**Work to complete:**
Locate every line in the material below that has the word "やっと見つけた". Copy each of those lines.

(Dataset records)
▼

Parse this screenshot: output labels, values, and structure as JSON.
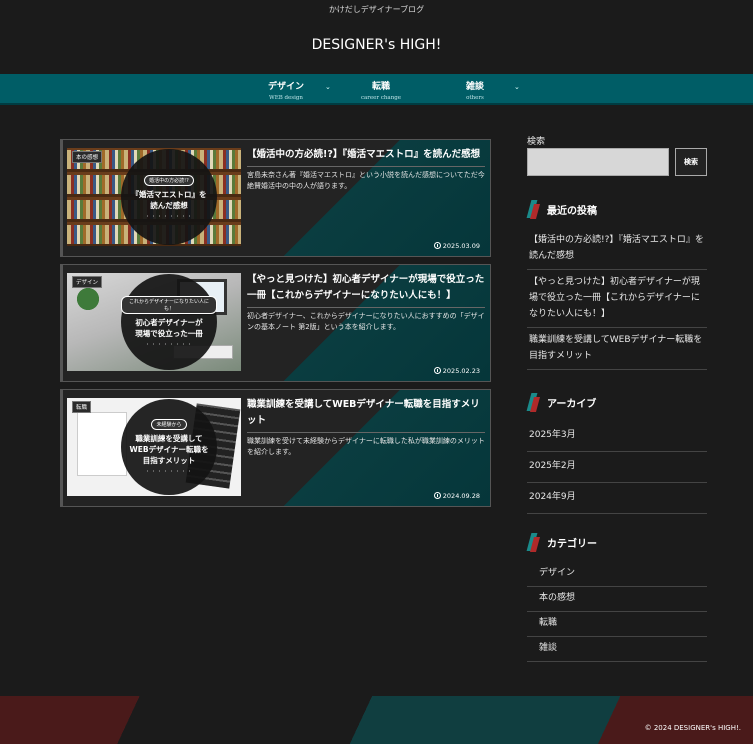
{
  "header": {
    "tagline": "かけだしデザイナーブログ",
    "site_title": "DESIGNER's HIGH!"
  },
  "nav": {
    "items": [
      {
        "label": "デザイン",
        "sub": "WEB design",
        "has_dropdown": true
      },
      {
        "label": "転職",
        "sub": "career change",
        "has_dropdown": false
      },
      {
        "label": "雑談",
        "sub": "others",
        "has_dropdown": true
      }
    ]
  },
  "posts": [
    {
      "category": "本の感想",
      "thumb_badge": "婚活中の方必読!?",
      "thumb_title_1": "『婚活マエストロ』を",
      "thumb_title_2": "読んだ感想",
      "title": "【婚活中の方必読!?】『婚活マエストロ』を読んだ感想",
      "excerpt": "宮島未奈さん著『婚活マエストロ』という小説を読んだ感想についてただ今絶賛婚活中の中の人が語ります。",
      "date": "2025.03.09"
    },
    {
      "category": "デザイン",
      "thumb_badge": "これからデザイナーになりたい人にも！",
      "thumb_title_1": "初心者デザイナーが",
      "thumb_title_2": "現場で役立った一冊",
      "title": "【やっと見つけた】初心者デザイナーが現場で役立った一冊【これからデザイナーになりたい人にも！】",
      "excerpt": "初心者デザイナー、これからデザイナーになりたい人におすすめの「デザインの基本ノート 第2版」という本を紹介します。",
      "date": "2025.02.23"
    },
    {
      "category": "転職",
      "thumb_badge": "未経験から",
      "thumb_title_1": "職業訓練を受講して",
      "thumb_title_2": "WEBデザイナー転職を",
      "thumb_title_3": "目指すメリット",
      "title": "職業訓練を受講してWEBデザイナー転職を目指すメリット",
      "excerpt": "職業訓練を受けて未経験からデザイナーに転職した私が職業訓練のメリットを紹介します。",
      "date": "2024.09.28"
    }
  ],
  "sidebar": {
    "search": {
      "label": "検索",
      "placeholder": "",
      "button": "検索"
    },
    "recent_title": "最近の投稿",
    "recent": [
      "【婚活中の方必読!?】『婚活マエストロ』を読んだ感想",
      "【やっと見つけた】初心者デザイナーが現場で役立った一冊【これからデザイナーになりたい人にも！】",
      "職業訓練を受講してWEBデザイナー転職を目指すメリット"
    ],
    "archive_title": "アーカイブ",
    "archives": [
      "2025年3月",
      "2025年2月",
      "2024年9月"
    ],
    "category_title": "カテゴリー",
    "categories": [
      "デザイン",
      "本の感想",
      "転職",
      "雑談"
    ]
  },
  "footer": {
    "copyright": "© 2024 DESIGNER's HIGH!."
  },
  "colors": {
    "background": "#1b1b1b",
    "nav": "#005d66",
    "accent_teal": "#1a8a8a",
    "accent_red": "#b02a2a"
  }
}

▲

**Response to this task:**
      "title": "【やっと見つけた】初心者デザイナーが現場で役立った一冊【これからデザイナーになりたい人にも！】",
      "【やっと見つけた】初心者デザイナーが現場で役立った一冊【これからデザイナーになりたい人にも！】",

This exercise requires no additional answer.